Required work ▸
Copy out each line that includes the word "JSON".

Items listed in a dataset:

-------------------------

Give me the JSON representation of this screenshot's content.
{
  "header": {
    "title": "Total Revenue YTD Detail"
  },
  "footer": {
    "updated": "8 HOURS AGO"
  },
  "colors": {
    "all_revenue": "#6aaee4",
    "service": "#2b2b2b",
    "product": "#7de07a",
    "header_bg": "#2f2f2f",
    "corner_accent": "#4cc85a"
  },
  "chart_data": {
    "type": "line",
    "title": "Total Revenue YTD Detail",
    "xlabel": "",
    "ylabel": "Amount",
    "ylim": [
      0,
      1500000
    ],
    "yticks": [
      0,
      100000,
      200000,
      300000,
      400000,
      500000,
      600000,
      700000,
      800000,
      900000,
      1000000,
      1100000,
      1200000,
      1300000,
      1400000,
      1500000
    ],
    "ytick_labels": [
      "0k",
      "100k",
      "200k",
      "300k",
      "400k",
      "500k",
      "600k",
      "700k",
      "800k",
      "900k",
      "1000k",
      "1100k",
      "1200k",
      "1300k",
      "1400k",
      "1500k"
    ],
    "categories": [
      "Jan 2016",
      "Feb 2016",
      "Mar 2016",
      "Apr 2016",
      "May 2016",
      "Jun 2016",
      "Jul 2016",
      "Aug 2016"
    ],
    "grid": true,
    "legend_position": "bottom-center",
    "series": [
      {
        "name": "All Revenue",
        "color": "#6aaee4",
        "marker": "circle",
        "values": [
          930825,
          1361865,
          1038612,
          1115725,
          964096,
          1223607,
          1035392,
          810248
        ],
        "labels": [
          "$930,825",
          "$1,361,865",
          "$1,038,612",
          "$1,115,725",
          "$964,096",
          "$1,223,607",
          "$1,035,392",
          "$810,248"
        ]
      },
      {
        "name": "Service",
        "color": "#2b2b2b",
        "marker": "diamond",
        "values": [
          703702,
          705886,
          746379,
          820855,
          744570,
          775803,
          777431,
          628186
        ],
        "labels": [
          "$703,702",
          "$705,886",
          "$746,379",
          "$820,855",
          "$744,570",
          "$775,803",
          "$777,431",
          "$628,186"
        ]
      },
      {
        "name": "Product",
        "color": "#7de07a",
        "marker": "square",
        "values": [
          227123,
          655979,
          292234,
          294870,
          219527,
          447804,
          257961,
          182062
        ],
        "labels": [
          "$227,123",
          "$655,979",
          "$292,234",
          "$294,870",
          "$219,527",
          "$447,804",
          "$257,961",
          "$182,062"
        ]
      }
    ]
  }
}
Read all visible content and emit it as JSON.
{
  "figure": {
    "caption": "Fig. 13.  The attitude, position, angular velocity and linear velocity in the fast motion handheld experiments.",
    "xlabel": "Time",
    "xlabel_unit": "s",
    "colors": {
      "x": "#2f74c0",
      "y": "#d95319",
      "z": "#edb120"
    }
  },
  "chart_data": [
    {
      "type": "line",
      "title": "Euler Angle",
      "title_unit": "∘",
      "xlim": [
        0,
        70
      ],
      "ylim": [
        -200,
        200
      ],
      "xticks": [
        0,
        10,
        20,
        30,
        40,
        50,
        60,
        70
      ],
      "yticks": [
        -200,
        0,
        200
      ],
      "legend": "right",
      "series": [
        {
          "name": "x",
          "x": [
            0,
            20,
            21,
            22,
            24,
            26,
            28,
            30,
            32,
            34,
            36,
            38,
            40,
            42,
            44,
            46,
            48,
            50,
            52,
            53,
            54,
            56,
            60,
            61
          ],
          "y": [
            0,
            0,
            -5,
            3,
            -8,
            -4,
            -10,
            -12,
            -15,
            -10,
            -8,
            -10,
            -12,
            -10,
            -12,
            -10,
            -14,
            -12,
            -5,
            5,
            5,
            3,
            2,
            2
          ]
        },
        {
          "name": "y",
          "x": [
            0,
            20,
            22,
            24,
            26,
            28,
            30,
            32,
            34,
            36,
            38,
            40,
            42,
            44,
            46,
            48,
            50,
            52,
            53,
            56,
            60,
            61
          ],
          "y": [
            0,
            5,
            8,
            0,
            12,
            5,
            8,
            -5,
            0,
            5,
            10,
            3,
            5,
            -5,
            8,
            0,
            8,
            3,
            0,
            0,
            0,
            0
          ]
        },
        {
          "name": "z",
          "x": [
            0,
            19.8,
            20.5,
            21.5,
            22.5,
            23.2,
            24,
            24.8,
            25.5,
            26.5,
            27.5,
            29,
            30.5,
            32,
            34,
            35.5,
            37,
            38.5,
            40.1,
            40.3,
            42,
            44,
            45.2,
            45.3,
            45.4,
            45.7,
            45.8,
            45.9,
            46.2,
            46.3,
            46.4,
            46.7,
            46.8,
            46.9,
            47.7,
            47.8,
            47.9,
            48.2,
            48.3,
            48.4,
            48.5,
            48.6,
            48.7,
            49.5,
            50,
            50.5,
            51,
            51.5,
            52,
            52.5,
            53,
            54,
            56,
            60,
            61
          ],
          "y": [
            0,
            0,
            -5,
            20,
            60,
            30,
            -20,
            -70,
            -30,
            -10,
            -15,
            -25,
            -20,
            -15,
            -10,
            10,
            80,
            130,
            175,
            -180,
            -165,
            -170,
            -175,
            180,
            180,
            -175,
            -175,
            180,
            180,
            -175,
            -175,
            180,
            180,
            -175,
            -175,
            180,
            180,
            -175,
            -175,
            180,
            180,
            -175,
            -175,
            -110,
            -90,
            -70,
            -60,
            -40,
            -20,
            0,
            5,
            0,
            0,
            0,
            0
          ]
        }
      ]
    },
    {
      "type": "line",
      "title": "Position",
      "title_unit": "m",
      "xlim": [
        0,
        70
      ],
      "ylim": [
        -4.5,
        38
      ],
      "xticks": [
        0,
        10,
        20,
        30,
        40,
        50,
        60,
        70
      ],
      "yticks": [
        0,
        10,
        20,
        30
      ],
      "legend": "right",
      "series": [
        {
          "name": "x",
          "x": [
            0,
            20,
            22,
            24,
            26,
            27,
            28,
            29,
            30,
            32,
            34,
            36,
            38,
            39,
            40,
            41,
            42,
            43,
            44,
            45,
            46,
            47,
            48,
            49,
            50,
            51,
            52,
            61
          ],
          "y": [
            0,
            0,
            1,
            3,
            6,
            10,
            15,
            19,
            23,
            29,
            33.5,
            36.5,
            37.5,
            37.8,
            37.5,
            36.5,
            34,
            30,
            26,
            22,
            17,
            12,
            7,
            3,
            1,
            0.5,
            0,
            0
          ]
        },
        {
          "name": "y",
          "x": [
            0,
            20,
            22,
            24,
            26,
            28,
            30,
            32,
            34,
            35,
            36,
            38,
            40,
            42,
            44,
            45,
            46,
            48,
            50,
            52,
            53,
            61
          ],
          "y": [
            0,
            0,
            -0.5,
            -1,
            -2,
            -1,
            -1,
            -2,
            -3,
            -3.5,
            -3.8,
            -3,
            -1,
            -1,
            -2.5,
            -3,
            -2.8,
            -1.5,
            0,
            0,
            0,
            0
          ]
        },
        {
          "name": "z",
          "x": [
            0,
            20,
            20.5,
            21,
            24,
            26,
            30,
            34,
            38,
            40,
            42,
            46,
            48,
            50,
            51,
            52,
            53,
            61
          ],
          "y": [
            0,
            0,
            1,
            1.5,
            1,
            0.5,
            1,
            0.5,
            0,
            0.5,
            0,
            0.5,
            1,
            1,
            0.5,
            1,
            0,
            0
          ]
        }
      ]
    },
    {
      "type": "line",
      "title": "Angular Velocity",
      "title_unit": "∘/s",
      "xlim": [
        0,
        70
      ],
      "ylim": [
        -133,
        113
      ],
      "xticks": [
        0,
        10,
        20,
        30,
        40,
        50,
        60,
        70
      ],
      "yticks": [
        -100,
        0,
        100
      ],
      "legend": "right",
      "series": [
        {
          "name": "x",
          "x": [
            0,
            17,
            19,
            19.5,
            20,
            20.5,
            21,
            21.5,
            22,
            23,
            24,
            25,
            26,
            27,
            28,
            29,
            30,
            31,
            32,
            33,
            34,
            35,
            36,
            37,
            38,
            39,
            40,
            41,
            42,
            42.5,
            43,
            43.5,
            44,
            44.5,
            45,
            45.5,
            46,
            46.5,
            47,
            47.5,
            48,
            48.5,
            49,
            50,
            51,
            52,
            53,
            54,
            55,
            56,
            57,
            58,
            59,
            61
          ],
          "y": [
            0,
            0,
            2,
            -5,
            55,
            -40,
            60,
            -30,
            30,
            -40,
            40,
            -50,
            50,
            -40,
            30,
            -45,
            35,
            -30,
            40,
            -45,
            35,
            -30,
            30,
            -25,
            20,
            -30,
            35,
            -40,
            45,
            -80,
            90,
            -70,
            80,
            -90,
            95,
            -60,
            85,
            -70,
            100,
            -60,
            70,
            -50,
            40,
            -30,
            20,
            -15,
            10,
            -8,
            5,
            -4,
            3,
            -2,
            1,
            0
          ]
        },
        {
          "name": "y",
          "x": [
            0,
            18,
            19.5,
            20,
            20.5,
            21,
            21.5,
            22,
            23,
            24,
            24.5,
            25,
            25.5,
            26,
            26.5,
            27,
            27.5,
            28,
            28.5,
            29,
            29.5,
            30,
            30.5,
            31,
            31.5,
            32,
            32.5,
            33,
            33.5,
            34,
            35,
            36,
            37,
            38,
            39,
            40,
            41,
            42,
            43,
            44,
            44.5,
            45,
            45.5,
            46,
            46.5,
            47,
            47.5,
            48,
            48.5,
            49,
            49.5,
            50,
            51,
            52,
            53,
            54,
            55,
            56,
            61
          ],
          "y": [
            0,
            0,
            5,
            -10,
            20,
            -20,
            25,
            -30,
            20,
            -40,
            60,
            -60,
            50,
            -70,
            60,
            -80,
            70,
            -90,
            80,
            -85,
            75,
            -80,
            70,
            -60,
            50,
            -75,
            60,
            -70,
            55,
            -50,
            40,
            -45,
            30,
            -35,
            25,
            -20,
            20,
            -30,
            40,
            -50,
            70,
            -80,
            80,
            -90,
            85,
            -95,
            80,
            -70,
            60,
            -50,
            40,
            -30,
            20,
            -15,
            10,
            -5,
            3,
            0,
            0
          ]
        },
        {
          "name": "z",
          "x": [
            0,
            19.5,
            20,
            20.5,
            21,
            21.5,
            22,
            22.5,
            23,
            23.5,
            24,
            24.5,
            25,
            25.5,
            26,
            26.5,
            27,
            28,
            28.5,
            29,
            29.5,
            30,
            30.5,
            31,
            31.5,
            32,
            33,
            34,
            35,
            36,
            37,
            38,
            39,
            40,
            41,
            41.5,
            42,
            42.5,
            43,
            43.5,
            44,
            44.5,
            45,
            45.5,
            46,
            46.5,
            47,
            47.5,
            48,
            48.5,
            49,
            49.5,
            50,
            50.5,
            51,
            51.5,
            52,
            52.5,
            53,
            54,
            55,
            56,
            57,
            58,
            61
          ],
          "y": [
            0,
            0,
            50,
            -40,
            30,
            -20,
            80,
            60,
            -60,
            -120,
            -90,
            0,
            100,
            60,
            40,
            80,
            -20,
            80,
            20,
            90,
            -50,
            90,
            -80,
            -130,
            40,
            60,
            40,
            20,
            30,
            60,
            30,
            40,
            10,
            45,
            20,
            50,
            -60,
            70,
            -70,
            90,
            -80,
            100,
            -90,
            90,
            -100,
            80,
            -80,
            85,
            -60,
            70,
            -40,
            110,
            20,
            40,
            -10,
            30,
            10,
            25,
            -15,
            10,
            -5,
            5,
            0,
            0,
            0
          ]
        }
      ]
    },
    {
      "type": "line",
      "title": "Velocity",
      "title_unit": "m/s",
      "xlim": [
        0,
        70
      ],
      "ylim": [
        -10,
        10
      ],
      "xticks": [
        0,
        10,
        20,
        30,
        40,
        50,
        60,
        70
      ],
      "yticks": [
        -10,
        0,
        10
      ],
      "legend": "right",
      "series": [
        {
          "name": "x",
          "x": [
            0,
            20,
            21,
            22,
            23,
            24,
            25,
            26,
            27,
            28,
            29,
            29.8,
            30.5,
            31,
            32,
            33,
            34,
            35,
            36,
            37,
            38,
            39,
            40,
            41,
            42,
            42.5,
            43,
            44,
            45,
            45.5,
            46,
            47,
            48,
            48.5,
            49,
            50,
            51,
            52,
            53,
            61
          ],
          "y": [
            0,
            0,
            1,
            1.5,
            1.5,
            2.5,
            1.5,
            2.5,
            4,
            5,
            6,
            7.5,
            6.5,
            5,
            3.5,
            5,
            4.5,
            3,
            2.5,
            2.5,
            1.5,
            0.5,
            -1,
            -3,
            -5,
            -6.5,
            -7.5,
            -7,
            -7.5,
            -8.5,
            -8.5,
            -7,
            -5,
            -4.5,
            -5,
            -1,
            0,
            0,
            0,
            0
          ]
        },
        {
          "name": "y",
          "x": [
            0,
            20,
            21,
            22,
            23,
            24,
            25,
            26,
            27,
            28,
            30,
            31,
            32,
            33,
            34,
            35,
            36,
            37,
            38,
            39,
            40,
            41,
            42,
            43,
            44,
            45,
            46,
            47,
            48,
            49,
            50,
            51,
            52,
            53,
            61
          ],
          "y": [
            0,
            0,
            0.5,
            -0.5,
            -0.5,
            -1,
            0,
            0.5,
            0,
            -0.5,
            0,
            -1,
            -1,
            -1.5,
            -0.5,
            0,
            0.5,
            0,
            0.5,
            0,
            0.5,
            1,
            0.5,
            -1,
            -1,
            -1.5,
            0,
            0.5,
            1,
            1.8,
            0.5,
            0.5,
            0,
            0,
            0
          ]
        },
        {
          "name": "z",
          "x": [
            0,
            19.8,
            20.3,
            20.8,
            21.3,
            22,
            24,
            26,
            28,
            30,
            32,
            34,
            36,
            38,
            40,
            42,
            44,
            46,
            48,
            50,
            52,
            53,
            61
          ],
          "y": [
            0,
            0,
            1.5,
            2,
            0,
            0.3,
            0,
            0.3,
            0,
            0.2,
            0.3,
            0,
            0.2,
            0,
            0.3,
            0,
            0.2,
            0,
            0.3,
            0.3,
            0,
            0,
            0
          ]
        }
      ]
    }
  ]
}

-------------------------

The reply ▸
Give me the JSON representation of this screenshot's content.
Read all visible content and emit it as JSON.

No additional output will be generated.